## Exercise description
Transcribe the material word for word, but without the images.

## Supplied data
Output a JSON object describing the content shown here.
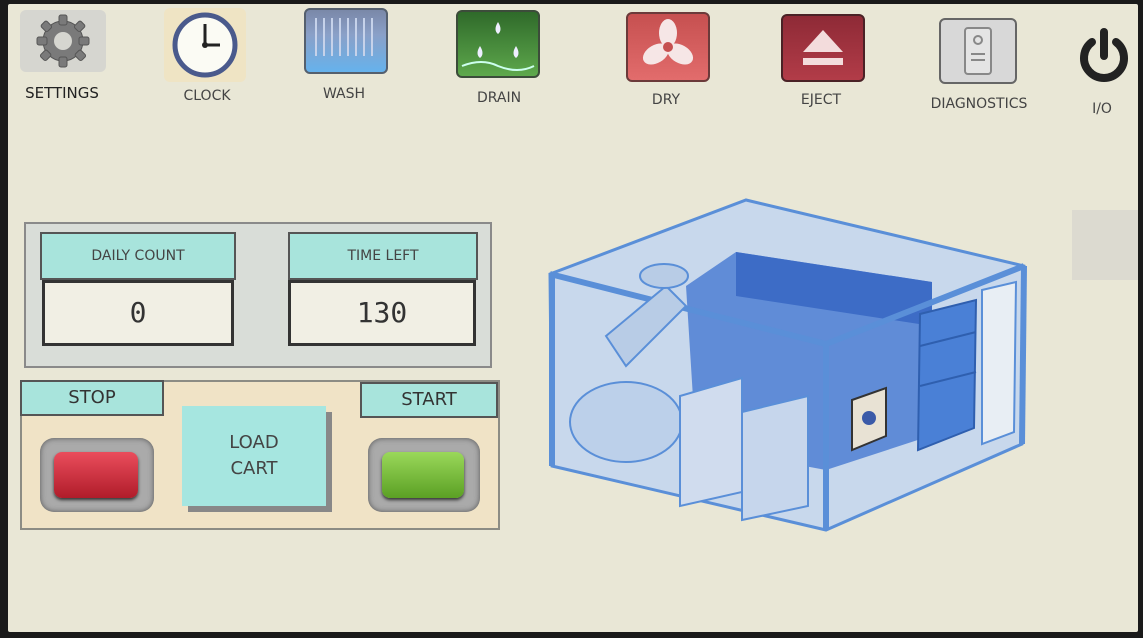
{
  "toolbar": {
    "settings": {
      "label": "SETTINGS",
      "icon": "gear-icon"
    },
    "clock": {
      "label": "CLOCK",
      "icon": "clock-icon"
    },
    "wash": {
      "label": "WASH",
      "icon": "wash-icon"
    },
    "drain": {
      "label": "DRAIN",
      "icon": "drain-icon"
    },
    "dry": {
      "label": "DRY",
      "icon": "fan-icon"
    },
    "eject": {
      "label": "EJECT",
      "icon": "eject-icon"
    },
    "diagnostics": {
      "label": "DIAGNOSTICS",
      "icon": "diagnostics-icon"
    },
    "power": {
      "label": "I/O",
      "icon": "power-icon"
    }
  },
  "counters": {
    "daily_count_label": "DAILY COUNT",
    "daily_count_value": "0",
    "time_left_label": "TIME LEFT",
    "time_left_value": "130"
  },
  "controls": {
    "stop_label": "STOP",
    "start_label": "START",
    "load_cart_line1": "LOAD",
    "load_cart_line2": "CART"
  },
  "colors": {
    "background": "#e9e7d6",
    "teal": "#a8e4dc",
    "stop": "#d8283a",
    "start": "#7cc23a",
    "machine": "#5a8fd8"
  }
}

## Finished answer
Output a JSON object describing the content shown here.
{
  "toolbar": {
    "settings": {
      "label": "SETTINGS",
      "icon": "gear-icon"
    },
    "clock": {
      "label": "CLOCK",
      "icon": "clock-icon"
    },
    "wash": {
      "label": "WASH",
      "icon": "wash-icon"
    },
    "drain": {
      "label": "DRAIN",
      "icon": "drain-icon"
    },
    "dry": {
      "label": "DRY",
      "icon": "fan-icon"
    },
    "eject": {
      "label": "EJECT",
      "icon": "eject-icon"
    },
    "diagnostics": {
      "label": "DIAGNOSTICS",
      "icon": "diagnostics-icon"
    },
    "power": {
      "label": "I/O",
      "icon": "power-icon"
    }
  },
  "counters": {
    "daily_count_label": "DAILY COUNT",
    "daily_count_value": "0",
    "time_left_label": "TIME LEFT",
    "time_left_value": "130"
  },
  "controls": {
    "stop_label": "STOP",
    "start_label": "START",
    "load_cart_line1": "LOAD",
    "load_cart_line2": "CART"
  },
  "colors": {
    "background": "#e9e7d6",
    "teal": "#a8e4dc",
    "stop": "#d8283a",
    "start": "#7cc23a",
    "machine": "#5a8fd8"
  }
}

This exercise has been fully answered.